Righe con riquadri etichettati
********

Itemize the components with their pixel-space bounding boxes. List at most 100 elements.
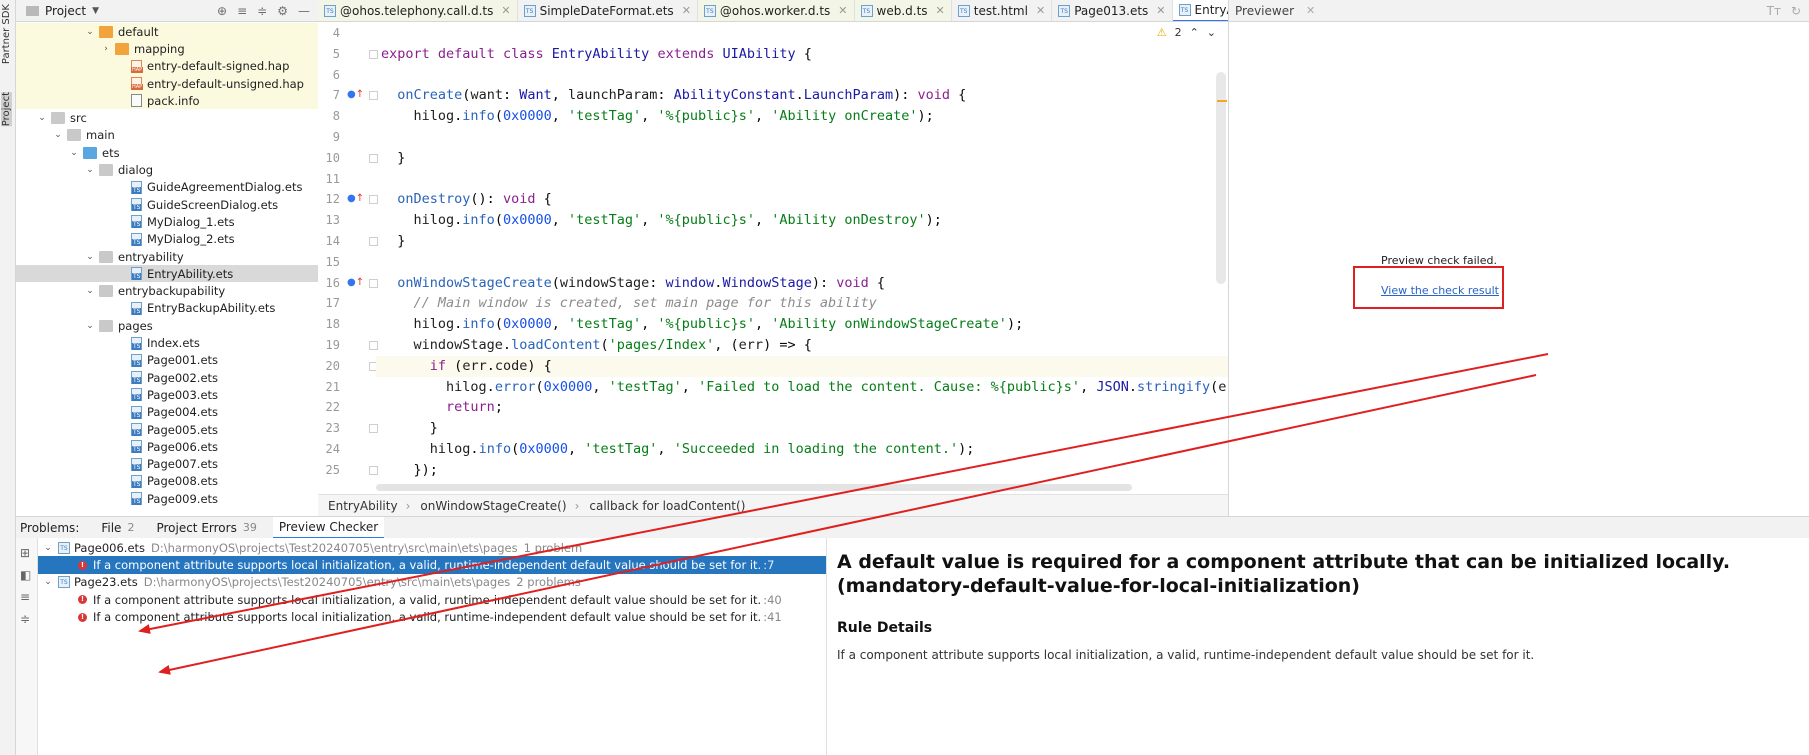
minimize-icon[interactable]: — (298, 4, 310, 18)
override-method-icon[interactable]: ●↑ (347, 89, 364, 100)
editor-tab[interactable]: TSEntryAbility.ets✕ (1172, 0, 1228, 21)
fold-marker-icon[interactable] (369, 278, 378, 288)
code-line[interactable]: export default class EntryAbility extend… (381, 44, 812, 65)
tree-item[interactable]: Page002.ets (16, 369, 318, 386)
tree-item[interactable]: pack.info (16, 92, 318, 110)
editor-tab[interactable]: TS test.html ✕ (952, 0, 1053, 21)
close-icon[interactable]: ✕ (838, 4, 847, 17)
tree-item[interactable]: MyDialog_2.ets (16, 231, 318, 248)
tree-item[interactable]: EntryBackupAbility.ets (16, 300, 318, 317)
code-line[interactable]: hilog.info(0x0000, 'testTag', '%{public}… (381, 106, 934, 127)
chevron-down-icon[interactable]: ⌄ (42, 577, 54, 587)
override-method-icon[interactable]: ●↑ (347, 277, 364, 288)
code-line[interactable]: } (381, 418, 438, 439)
chevron-down-icon[interactable]: ⌄ (36, 113, 48, 123)
tab-preview-checker[interactable]: Preview Checker (272, 516, 385, 539)
tree-item[interactable]: ⌄ pages (16, 317, 318, 334)
chevron-down-icon[interactable]: ⌄ (68, 148, 80, 158)
expand-all-icon[interactable]: ≡ (237, 4, 247, 18)
code-line[interactable]: }); (381, 460, 438, 481)
editor-horizontal-scrollbar[interactable] (376, 484, 1132, 491)
view-check-result-link[interactable]: View the check result (1381, 284, 1499, 297)
tree-item[interactable]: ⌄ src (16, 110, 318, 127)
breadcrumb-item-class[interactable]: EntryAbility (328, 499, 398, 513)
close-icon[interactable]: ✕ (501, 4, 510, 17)
refresh-icon[interactable]: ↻ (1791, 4, 1801, 18)
group-icon[interactable]: ⊞ (20, 546, 30, 560)
editor-vertical-scrollbar[interactable] (1216, 72, 1226, 284)
code-line[interactable]: windowStage.loadContent('pages/Index', (… (381, 335, 812, 356)
tree-item[interactable]: ⌄ dialog (16, 161, 318, 178)
code-line[interactable]: hilog.info(0x0000, 'testTag', '%{public}… (381, 314, 1024, 335)
code-line[interactable]: return; (381, 397, 503, 418)
tree-item[interactable]: › mapping (16, 40, 318, 58)
close-icon[interactable]: ✕ (1036, 4, 1045, 17)
problem-issue-row[interactable]: ! If a component attribute supports local… (38, 556, 826, 574)
editor-tab[interactable]: TS Page013.ets ✕ (1052, 0, 1173, 21)
chevron-down-icon[interactable]: ⌄ (1207, 26, 1216, 39)
tree-item[interactable]: Page001.ets (16, 352, 318, 369)
editor-tab[interactable]: TS web.d.ts ✕ (854, 0, 952, 21)
preview-icon[interactable]: ◧ (20, 568, 31, 582)
chevron-down-icon[interactable]: ⌄ (42, 543, 54, 553)
code-line[interactable]: hilog.info(0x0000, 'testTag', '%{public}… (381, 210, 942, 231)
tree-item[interactable]: MyDialog_1.ets (16, 213, 318, 230)
tree-item[interactable]: EntryAbility.ets (16, 265, 318, 283)
code-line[interactable]: // Main window is created, set main page… (381, 293, 877, 314)
tree-item[interactable]: Page006.ets (16, 438, 318, 455)
problem-file-row[interactable]: ⌄ TS Page23.ets D:\harmonyOS\projects\Test2… (38, 574, 826, 591)
editor-tab[interactable]: TS @ohos.worker.d.ts ✕ (697, 0, 855, 21)
problem-issue-row[interactable]: ! If a component attribute supports local… (38, 609, 826, 626)
code-line[interactable]: onDestroy(): void { (381, 189, 551, 210)
fold-marker-icon[interactable] (369, 153, 378, 163)
close-icon[interactable]: ✕ (682, 4, 691, 17)
tree-item[interactable]: ⌄ entryability (16, 248, 318, 265)
tree-item[interactable]: ⌄ entrybackupability (16, 283, 318, 300)
font-size-icon[interactable]: Tт (1767, 4, 1781, 18)
chevron-down-icon[interactable]: ⌄ (52, 130, 64, 140)
fold-marker-icon[interactable] (369, 341, 378, 350)
fold-marker-icon[interactable] (369, 91, 378, 101)
expand-all-icon[interactable]: ≡ (20, 590, 30, 604)
partner-sdk-tab[interactable]: Partner SDK (1, 4, 12, 64)
collapse-all-icon[interactable]: ≑ (20, 612, 30, 626)
fold-marker-icon[interactable] (369, 49, 378, 59)
tree-item[interactable]: GuideAgreementDialog.ets (16, 179, 318, 196)
fold-marker-icon[interactable] (369, 465, 378, 475)
chevron-down-icon[interactable]: ⌄ (84, 165, 96, 175)
tree-item[interactable]: Page004.ets (16, 404, 318, 421)
project-view-selector[interactable]: Project ▼ (26, 4, 99, 18)
chevron-up-icon[interactable]: ⌃ (1190, 26, 1199, 39)
tree-item[interactable]: Page009.ets (16, 490, 318, 507)
override-method-icon[interactable]: ●↑ (347, 193, 364, 204)
tree-item[interactable]: ⌄ ets (16, 144, 318, 161)
inspection-widget[interactable]: ⚠ 2 ⌃ ⌄ (1157, 26, 1216, 39)
editor-tab[interactable]: TS SimpleDateFormat.ets ✕ (518, 0, 698, 21)
problem-issue-row[interactable]: ! If a component attribute supports local… (38, 591, 826, 608)
chevron-down-icon[interactable]: ⌄ (84, 27, 96, 37)
tree-item[interactable]: entry-default-unsigned.hap (16, 74, 318, 93)
code-line[interactable]: if (err.code) { (376, 355, 1228, 377)
tree-item[interactable]: ⌄ main (16, 127, 318, 144)
tab-file[interactable]: File 2 (101, 521, 134, 535)
problem-file-row[interactable]: ⌄ TS Page006.ets D:\harmonyOS\projects\Test… (38, 539, 826, 556)
code-line[interactable]: } (381, 148, 405, 169)
chevron-down-icon[interactable]: ⌄ (84, 286, 96, 296)
chevron-down-icon[interactable]: ⌄ (84, 321, 96, 331)
tree-item[interactable]: Page008.ets (16, 473, 318, 490)
code-line[interactable]: hilog.info(0x0000, 'testTag', 'Succeeded… (381, 439, 975, 460)
tree-item[interactable]: ⌄ default (16, 23, 318, 41)
chevron-right-icon[interactable]: › (100, 44, 112, 54)
collapse-all-icon[interactable]: ≑ (257, 4, 267, 18)
code-line[interactable]: onCreate(want: Want, launchParam: Abilit… (381, 85, 966, 106)
warning-stripe-marker[interactable] (1217, 100, 1227, 102)
chevron-down-icon[interactable]: ⌄ (84, 252, 96, 262)
fold-marker-icon[interactable] (369, 195, 378, 205)
tree-item[interactable]: Page005.ets (16, 421, 318, 438)
gear-icon[interactable]: ⚙ (277, 4, 288, 18)
fold-marker-icon[interactable] (369, 237, 378, 246)
fold-marker-icon[interactable] (369, 424, 378, 434)
tree-item[interactable]: entry-default-signed.hap (16, 57, 318, 75)
code-editor[interactable]: 4 5 6 7 ●↑ 8 9 10 11 12 ●↑ 13 14 15 16 ●↑ 17 18 19 20 21 22 23… (318, 22, 1228, 494)
tree-item[interactable]: Page003.ets (16, 386, 318, 403)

********

* _Requisiti del problema_
Riporti le righe da quella che contiene "minimize-icon[interactable]: — (298, 4, 310, 18)" a quella che contiene "editor-horizontal-scrollbar[interactable] (376, 484, 1132, 491)", sostituendo "code-line" con "source-line" e lasciando invariato tutto il resto.

* _Risposta scritta_
minimize-icon[interactable]: — (298, 4, 310, 18)
override-method-icon[interactable]: ●↑ (347, 89, 364, 100)
editor-tab[interactable]: TSEntryAbility.ets✕ (1172, 0, 1228, 21)
fold-marker-icon[interactable] (369, 278, 378, 288)
source-line[interactable]: export default class EntryAbility extend… (381, 44, 812, 65)
tree-item[interactable]: Page002.ets (16, 369, 318, 386)
tree-item[interactable]: pack.info (16, 92, 318, 110)
editor-tab[interactable]: TS test.html ✕ (952, 0, 1053, 21)
close-icon[interactable]: ✕ (838, 4, 847, 17)
tree-item[interactable]: MyDialog_2.ets (16, 231, 318, 248)
tree-item[interactable]: EntryBackupAbility.ets (16, 300, 318, 317)
source-line[interactable]: hilog.info(0x0000, 'testTag', '%{public}… (381, 106, 934, 127)
chevron-down-icon[interactable]: ⌄ (42, 577, 54, 587)
override-method-icon[interactable]: ●↑ (347, 277, 364, 288)
source-line[interactable]: } (381, 418, 438, 439)
chevron-down-icon[interactable]: ⌄ (36, 113, 48, 123)
tab-preview-checker[interactable]: Preview Checker (272, 516, 385, 539)
tree-item[interactable]: ⌄ pages (16, 317, 318, 334)
chevron-down-icon[interactable]: ⌄ (68, 148, 80, 158)
expand-all-icon[interactable]: ≡ (237, 4, 247, 18)
source-line[interactable]: }); (381, 460, 438, 481)
editor-horizontal-scrollbar[interactable] (376, 484, 1132, 491)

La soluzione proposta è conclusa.